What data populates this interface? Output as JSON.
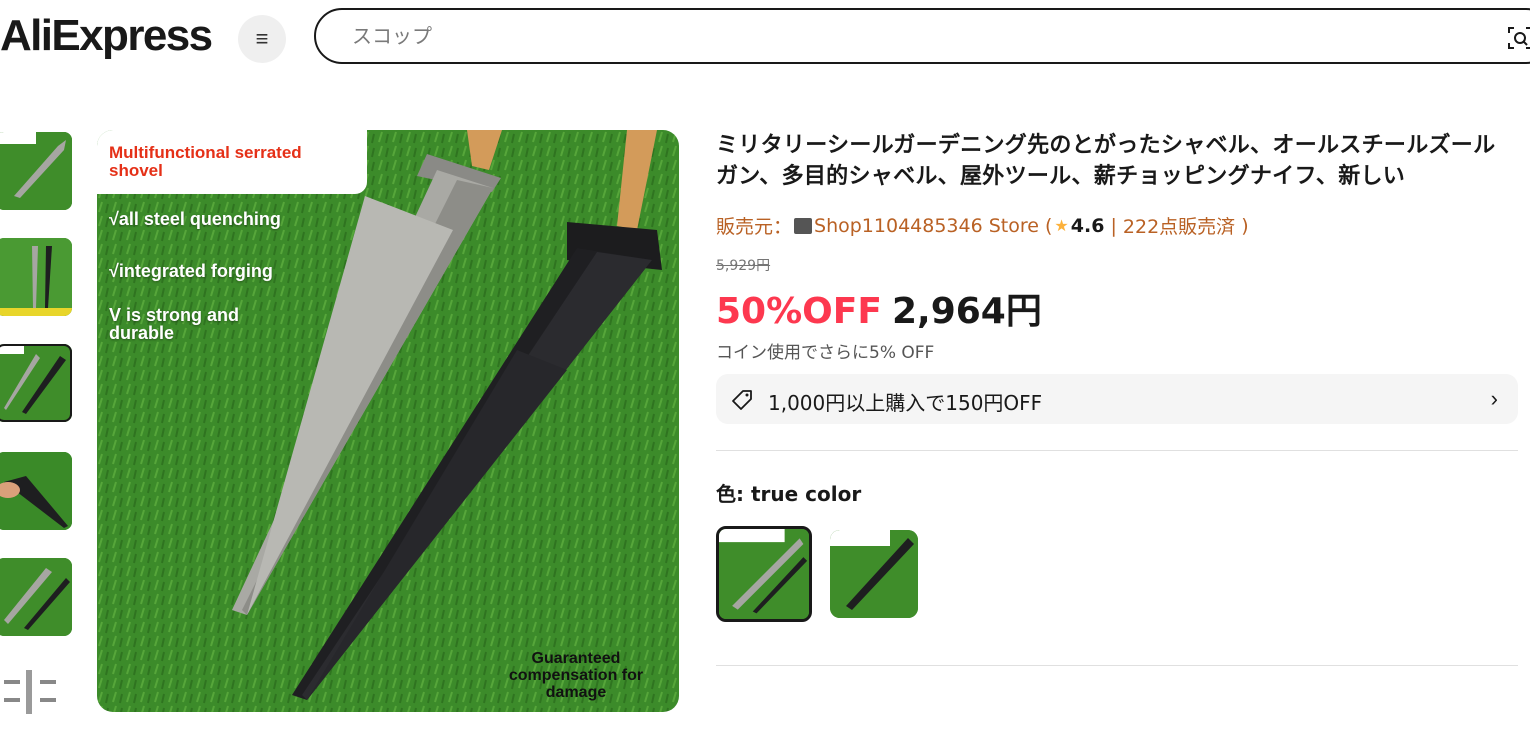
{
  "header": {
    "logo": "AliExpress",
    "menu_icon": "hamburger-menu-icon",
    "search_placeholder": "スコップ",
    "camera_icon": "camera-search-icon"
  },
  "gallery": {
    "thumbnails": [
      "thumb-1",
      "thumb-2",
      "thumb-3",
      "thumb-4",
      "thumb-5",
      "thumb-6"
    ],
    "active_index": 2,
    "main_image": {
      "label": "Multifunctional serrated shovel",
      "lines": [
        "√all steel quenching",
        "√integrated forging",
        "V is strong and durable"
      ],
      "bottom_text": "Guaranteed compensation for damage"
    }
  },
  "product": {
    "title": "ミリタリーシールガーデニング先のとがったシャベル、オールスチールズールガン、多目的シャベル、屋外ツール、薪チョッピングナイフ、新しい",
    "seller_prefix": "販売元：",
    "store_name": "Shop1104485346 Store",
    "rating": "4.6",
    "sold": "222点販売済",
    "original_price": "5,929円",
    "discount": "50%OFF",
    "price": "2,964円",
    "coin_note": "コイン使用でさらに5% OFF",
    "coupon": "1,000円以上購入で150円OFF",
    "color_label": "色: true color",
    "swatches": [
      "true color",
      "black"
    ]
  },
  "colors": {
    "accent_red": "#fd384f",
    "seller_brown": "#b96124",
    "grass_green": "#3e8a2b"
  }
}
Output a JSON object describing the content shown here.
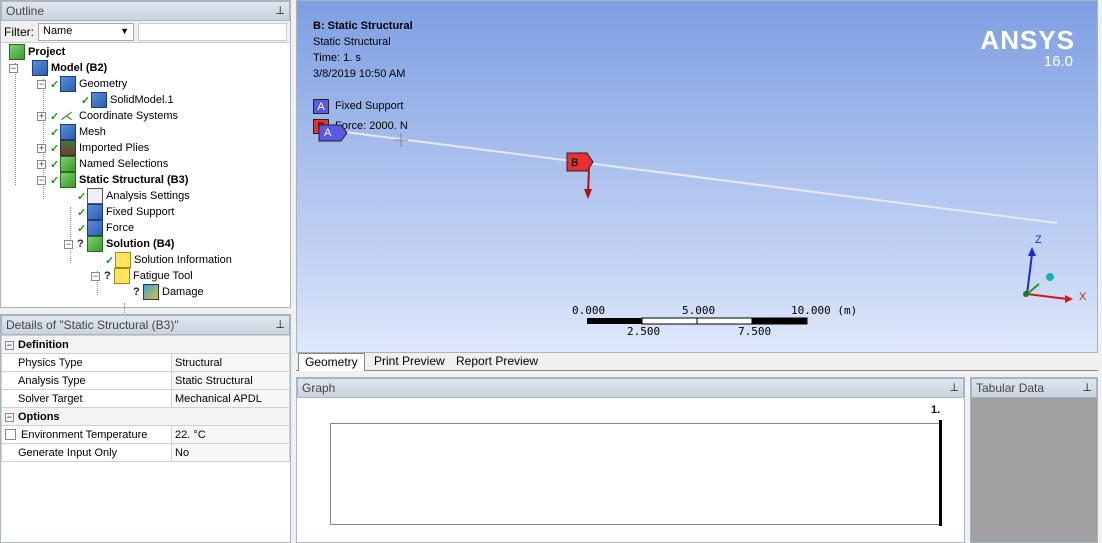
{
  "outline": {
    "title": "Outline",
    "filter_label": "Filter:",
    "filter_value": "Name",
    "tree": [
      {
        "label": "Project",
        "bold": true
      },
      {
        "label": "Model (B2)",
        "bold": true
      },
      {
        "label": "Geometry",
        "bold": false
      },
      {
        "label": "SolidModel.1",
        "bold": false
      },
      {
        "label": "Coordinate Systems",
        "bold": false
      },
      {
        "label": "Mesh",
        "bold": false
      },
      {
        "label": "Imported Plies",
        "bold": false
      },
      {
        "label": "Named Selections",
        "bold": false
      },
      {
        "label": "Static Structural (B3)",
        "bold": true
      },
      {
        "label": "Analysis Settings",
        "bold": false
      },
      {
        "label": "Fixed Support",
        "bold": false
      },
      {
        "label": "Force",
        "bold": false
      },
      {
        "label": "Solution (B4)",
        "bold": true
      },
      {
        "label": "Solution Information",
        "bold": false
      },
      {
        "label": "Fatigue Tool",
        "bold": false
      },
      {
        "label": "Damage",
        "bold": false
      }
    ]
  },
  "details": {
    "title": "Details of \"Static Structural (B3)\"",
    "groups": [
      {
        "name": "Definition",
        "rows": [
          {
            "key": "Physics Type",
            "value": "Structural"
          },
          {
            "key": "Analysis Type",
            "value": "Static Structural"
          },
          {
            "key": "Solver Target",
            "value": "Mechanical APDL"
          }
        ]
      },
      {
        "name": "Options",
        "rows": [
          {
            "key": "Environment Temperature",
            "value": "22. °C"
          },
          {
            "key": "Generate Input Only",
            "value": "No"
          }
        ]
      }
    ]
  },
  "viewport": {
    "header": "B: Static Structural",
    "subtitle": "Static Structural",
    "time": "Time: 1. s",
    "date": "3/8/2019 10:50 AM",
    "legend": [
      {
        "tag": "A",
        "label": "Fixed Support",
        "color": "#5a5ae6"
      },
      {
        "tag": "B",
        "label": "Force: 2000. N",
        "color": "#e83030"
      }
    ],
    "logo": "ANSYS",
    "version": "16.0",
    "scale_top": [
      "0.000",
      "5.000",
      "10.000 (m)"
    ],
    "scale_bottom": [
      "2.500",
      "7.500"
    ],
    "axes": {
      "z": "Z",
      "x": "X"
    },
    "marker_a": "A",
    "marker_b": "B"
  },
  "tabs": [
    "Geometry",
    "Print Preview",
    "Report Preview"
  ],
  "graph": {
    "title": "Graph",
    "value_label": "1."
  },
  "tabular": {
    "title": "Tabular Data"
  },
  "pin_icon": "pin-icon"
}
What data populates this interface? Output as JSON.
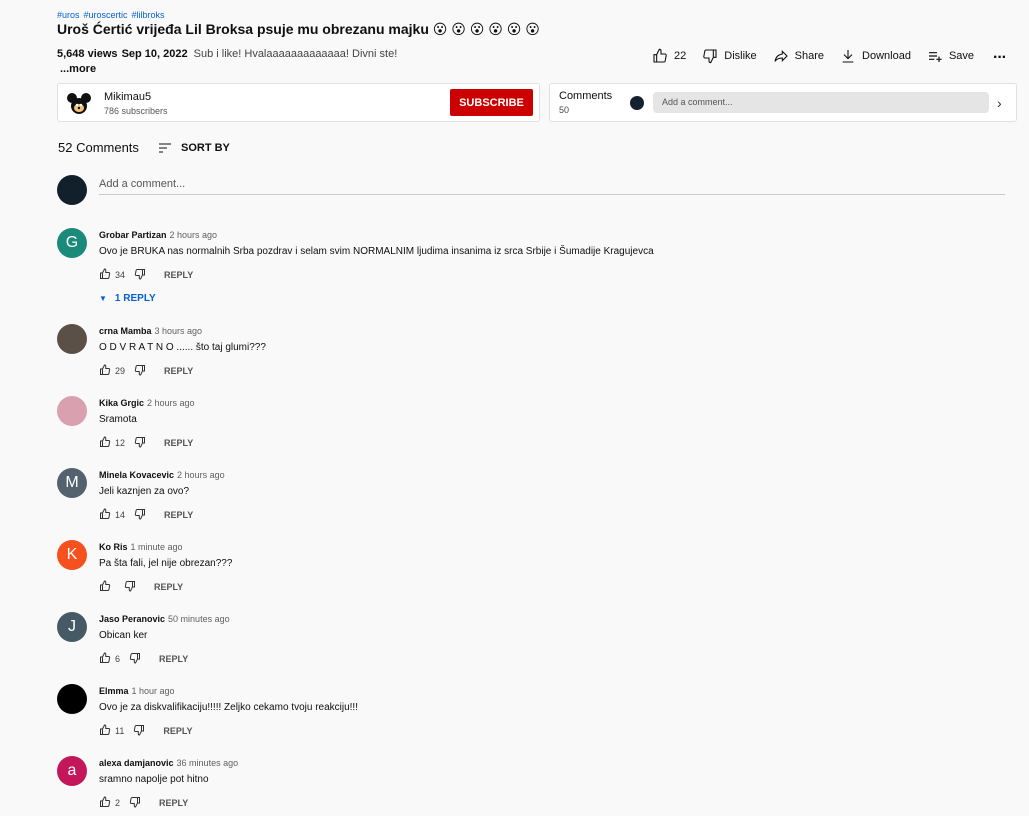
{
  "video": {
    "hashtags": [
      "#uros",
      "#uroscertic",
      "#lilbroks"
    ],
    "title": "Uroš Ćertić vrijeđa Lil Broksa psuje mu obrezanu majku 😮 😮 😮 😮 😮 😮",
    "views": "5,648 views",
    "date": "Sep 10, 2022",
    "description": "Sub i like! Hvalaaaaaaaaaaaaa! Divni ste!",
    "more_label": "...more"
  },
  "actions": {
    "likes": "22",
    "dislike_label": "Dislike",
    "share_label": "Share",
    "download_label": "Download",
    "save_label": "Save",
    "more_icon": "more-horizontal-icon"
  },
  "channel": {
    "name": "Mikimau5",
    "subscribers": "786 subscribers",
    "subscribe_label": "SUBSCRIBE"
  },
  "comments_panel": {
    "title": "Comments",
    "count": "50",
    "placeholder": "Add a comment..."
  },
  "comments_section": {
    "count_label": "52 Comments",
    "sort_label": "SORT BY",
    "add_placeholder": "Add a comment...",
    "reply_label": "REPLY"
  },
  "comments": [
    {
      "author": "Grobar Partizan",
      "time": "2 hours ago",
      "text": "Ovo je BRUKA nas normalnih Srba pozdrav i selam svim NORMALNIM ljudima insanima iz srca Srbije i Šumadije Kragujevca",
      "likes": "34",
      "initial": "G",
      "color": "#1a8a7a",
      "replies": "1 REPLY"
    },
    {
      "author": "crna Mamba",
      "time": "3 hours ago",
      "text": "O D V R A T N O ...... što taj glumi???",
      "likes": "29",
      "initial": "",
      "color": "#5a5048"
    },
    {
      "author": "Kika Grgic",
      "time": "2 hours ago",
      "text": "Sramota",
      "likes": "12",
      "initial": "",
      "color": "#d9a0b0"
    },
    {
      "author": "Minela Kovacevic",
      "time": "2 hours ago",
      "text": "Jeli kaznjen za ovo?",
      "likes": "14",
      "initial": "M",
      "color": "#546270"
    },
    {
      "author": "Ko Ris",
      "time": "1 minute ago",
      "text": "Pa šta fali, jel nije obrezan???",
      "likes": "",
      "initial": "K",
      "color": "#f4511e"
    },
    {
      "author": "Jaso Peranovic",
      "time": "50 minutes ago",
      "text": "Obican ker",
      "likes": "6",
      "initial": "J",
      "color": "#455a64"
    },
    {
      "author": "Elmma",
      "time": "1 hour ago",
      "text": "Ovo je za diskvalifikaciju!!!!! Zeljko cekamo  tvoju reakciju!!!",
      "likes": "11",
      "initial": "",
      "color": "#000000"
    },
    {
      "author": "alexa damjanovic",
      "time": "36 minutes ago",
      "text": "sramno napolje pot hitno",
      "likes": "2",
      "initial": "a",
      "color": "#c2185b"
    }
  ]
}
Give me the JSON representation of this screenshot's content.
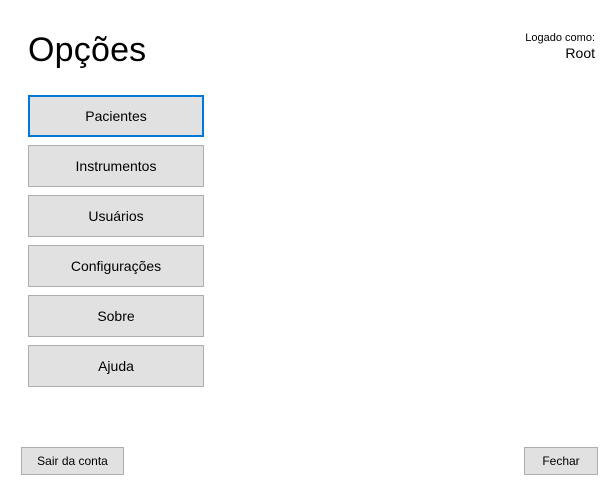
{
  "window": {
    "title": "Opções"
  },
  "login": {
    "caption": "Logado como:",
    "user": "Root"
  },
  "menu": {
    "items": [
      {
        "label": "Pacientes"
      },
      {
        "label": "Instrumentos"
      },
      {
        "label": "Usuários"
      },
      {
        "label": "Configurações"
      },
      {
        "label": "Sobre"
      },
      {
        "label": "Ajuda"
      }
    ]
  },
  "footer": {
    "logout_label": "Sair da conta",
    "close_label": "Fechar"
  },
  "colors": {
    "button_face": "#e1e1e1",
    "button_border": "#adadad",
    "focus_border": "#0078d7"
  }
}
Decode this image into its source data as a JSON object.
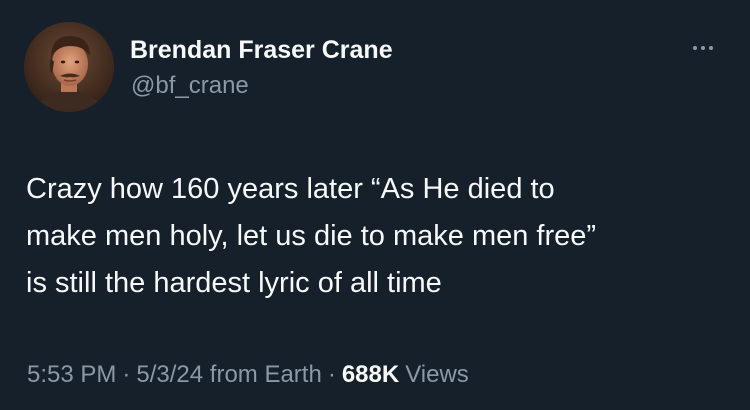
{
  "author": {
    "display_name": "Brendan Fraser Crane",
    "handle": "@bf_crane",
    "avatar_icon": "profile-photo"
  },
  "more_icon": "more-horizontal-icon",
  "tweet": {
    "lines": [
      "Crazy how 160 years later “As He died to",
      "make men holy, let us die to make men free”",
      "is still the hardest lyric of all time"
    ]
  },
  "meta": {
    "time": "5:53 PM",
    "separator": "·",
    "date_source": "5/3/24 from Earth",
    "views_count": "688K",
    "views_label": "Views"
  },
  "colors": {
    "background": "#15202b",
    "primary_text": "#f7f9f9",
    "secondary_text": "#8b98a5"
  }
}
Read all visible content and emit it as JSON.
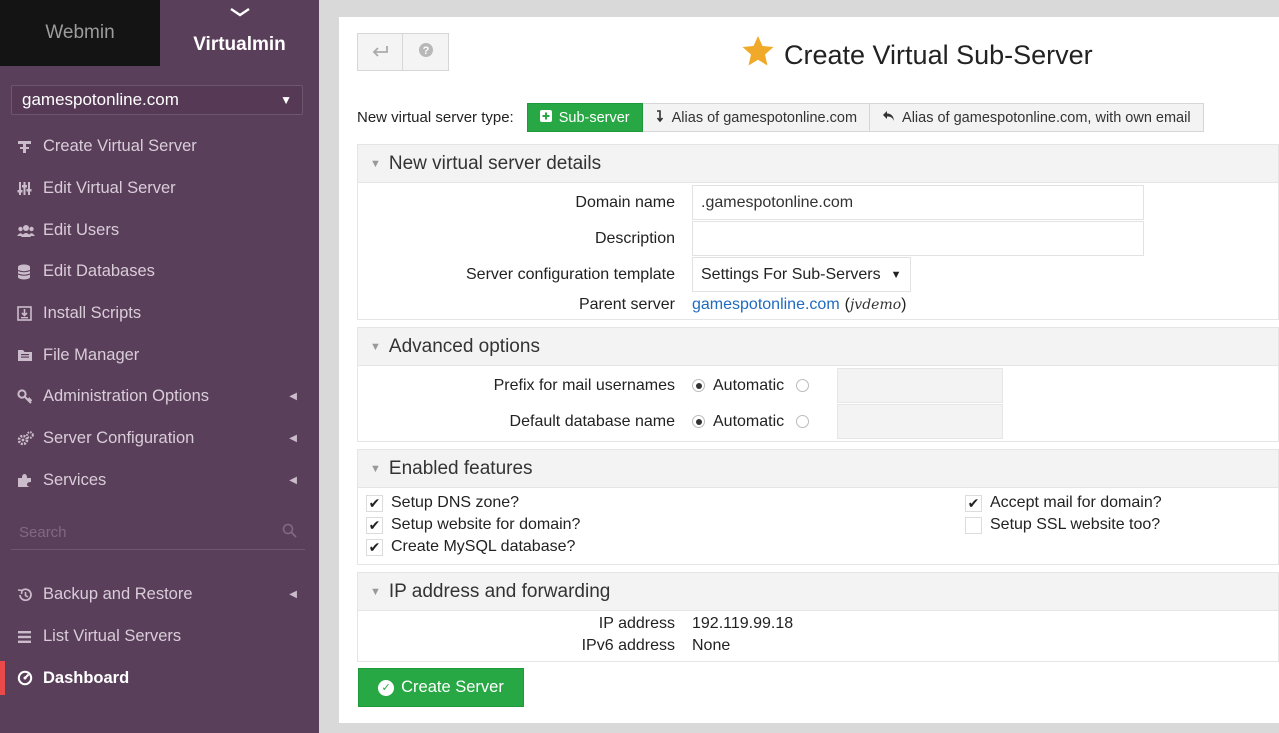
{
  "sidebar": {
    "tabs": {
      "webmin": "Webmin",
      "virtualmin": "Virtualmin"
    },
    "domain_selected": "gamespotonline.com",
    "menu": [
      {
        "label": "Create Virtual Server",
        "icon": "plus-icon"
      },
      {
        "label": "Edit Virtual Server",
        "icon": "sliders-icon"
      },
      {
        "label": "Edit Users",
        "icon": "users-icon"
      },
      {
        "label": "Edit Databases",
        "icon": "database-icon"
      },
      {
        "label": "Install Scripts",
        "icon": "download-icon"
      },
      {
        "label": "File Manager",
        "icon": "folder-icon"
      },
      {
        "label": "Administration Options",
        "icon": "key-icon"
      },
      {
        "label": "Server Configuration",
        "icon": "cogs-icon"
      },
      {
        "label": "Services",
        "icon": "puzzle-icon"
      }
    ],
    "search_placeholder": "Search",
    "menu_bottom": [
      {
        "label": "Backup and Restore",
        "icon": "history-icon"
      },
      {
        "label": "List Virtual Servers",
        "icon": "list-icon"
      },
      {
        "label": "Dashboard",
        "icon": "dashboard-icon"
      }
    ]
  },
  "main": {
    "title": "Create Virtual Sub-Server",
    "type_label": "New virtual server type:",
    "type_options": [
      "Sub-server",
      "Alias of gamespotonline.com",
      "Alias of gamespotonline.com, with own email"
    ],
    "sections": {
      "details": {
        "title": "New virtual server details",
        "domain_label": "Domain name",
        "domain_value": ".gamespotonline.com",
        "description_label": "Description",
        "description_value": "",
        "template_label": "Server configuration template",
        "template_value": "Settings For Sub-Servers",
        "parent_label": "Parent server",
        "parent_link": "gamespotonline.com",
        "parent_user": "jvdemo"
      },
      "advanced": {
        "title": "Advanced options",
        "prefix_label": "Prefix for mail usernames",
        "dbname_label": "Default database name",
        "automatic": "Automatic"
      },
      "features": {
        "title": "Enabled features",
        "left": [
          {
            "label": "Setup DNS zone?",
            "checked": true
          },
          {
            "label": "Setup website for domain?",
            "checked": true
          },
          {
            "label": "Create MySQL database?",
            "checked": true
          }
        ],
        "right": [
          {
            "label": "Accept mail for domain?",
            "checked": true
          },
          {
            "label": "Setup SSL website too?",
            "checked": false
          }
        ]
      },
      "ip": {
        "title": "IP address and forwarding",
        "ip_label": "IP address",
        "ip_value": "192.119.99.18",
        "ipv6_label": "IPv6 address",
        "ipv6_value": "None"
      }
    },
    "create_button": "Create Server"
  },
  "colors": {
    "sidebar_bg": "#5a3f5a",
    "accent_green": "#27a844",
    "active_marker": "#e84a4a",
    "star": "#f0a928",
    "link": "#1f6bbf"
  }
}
------------------------------------------------------------------------
_Task requirements_
Examine the records and pull out every line where the string "object" occurs.

_Result for this task_
Output a JSON object describing the content shown here.
Decode this image into its source data as a JSON object.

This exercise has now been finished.